── EXCERPT

Could a hand-knit sweater contain a secret message? During World War II, the Office of Censorship in Britain thought so, and banned knitting patterns from being sent abroad.
Secret messages hidden in non-secret information is steganography. From invisible inks on paper to Morse code knit into sweaters, steganography continues to evolve.
With today’s mobile technology, a digital picture may be worth a thousand words, or it could be hiding them. Jennifer Newman is laying the groundwork to find them.
A hidden issue
Newman, associate professor of mathematics, leads a project through the Center for Statistics and Applications in Forensic Evidence (CSAFE) at Iowa State related to steganalysis, the detection of the messages and information hidden using steganography. The project is a collaborative effort with two other universities and funded through the National Institute of Standards and Technology (NIST).
“If you look at a picture, how can you tell if it's a stego image? You can't.”
Steganography is of interest to forensic scientists due to its potential use in corporate espionage, terrorism and other criminal activity. For example, Al Qaeda is alleged to have used steganography since at least the early 2000s. The potential economic threat of steganography is clear when you consider the Commission on the Theft of American Intellectual Property’s 2017 report estimate: theft of trade secrets costs the U.S. economy between $180 and $540 billion annually.
Data on the use of steganography is elusive because it is so difficult to detect.
“If you look at a picture, how can you tell if it's a stego image? You can't,” said Newman. “If you look at it, there's no difference. It's not like you can see it's weird-looking, or the text embosses out or anything. It's very subtle changes.”
Current methods for analyzing suspected steganography are expensive, require training using artificial intelligence methods with tens of thousands of images, and still work poorly in realistic scenarios. This is what Newman’s research aims to fix.
A drive for solving problems
Newman’s research has long been focused on studying images using mathematics. Much of her work has been in image processing, which have applications that are integral to many consumer products today.
“I liked image processing from graduate school,” she said. “I'm just a very visual person. I'm not very artsy — I can't even tell you what's a good picture or not, but I’m very interested in the underlying mechanisms of the physics of the image acquisition.”
Continuously driven by the challenge of analyzing technical material, Newman’s doctorate is in mathematics but she also has a diverse background including signal processing, computer science, statistics and physics. Her interest in steganography began in the 1990s, when her research with a graduate student started her interest in embedding algorithms that hide information — the type of techniques she now works to help detect.

────
── MATERIAL SHOWN

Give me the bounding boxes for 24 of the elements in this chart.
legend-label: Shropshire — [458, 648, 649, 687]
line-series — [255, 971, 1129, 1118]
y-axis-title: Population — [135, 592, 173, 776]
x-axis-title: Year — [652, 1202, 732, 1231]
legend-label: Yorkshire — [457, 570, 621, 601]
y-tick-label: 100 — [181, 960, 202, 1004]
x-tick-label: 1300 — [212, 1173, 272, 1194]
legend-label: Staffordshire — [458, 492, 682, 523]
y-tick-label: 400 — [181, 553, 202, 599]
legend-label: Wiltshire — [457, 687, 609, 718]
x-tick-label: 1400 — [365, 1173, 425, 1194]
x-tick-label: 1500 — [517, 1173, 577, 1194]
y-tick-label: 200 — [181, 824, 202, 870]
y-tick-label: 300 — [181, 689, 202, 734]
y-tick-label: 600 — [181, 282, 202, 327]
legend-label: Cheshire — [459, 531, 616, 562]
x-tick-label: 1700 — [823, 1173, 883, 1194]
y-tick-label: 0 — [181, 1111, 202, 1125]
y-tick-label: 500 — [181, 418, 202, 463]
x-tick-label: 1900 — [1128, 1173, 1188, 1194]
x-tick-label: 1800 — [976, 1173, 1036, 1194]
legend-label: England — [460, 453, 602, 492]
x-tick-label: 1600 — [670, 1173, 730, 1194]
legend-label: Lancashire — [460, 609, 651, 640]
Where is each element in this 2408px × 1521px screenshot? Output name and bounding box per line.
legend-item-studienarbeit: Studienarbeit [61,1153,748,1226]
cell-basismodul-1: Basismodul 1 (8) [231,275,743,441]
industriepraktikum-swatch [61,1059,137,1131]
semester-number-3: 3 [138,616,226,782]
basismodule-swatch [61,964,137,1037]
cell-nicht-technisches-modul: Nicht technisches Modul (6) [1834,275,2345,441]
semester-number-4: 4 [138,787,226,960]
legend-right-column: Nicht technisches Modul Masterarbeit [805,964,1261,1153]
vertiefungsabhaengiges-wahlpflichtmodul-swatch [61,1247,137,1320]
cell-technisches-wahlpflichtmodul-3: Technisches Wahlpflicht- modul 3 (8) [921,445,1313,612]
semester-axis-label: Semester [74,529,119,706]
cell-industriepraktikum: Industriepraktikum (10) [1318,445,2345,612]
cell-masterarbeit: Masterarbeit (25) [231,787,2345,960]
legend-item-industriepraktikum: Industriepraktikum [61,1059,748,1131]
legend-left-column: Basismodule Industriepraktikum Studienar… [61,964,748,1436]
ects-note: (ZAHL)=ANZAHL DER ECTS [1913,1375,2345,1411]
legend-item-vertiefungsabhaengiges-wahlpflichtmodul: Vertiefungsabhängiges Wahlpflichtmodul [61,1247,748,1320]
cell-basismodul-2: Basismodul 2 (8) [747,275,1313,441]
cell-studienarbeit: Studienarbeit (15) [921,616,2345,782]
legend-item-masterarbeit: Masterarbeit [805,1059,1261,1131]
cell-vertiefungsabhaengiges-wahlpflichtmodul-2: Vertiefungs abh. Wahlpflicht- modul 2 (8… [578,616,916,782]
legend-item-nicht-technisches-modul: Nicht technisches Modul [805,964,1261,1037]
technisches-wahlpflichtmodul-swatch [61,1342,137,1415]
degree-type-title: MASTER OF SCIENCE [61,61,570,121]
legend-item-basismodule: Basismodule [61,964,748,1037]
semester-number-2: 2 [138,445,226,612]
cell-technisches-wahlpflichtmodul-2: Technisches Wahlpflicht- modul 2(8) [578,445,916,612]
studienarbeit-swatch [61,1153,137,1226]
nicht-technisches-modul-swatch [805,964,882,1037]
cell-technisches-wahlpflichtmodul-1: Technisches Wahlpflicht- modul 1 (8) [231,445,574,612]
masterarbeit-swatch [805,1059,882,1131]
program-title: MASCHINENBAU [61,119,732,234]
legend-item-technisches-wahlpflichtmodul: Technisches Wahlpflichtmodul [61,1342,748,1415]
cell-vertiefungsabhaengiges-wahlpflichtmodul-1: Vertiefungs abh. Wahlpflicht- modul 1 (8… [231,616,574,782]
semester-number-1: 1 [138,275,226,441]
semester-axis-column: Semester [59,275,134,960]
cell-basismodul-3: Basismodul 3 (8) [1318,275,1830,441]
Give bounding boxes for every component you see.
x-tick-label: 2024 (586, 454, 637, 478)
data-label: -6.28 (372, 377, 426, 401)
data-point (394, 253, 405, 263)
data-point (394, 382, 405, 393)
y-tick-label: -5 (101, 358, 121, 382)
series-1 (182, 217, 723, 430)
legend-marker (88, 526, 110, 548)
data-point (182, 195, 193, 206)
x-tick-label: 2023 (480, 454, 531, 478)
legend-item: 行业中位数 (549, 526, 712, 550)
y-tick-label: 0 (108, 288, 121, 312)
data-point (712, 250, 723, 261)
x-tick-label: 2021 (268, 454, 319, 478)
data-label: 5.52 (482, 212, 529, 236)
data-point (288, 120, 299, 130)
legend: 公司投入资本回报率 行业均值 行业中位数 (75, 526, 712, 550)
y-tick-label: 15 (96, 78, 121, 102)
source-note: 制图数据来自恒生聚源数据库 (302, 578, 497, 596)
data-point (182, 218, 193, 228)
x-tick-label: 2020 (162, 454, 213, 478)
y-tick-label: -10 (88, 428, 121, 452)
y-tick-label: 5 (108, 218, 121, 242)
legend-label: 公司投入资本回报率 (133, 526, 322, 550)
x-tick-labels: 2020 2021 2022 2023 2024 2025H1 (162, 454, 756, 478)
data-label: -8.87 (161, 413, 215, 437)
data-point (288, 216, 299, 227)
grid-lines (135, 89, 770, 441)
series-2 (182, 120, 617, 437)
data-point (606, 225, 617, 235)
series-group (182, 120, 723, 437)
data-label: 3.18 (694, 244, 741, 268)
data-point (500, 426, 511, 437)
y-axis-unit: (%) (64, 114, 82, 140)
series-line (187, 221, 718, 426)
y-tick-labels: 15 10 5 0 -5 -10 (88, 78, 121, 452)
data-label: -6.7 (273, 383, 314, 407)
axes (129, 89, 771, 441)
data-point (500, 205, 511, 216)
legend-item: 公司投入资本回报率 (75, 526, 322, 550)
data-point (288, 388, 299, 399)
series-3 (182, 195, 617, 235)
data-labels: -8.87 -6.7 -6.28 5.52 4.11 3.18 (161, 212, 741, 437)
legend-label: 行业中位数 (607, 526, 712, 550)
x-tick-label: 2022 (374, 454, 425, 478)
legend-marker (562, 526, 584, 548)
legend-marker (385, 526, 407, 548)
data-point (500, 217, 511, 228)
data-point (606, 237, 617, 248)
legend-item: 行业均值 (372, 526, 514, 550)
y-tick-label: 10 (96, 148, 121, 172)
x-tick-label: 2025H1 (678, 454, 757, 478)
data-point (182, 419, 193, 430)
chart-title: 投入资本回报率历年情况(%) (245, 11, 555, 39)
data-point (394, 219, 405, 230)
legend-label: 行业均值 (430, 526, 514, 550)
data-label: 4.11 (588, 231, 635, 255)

────

* _GIVEN REQUEST_
In the article on steganography, how much does the 2017 report of the Commission on the Theft of American Intellectual Property estimate that theft of trade secrets costs the U.S. economy each year?

* _ANSWER_
Between $180 and $540 billion annually.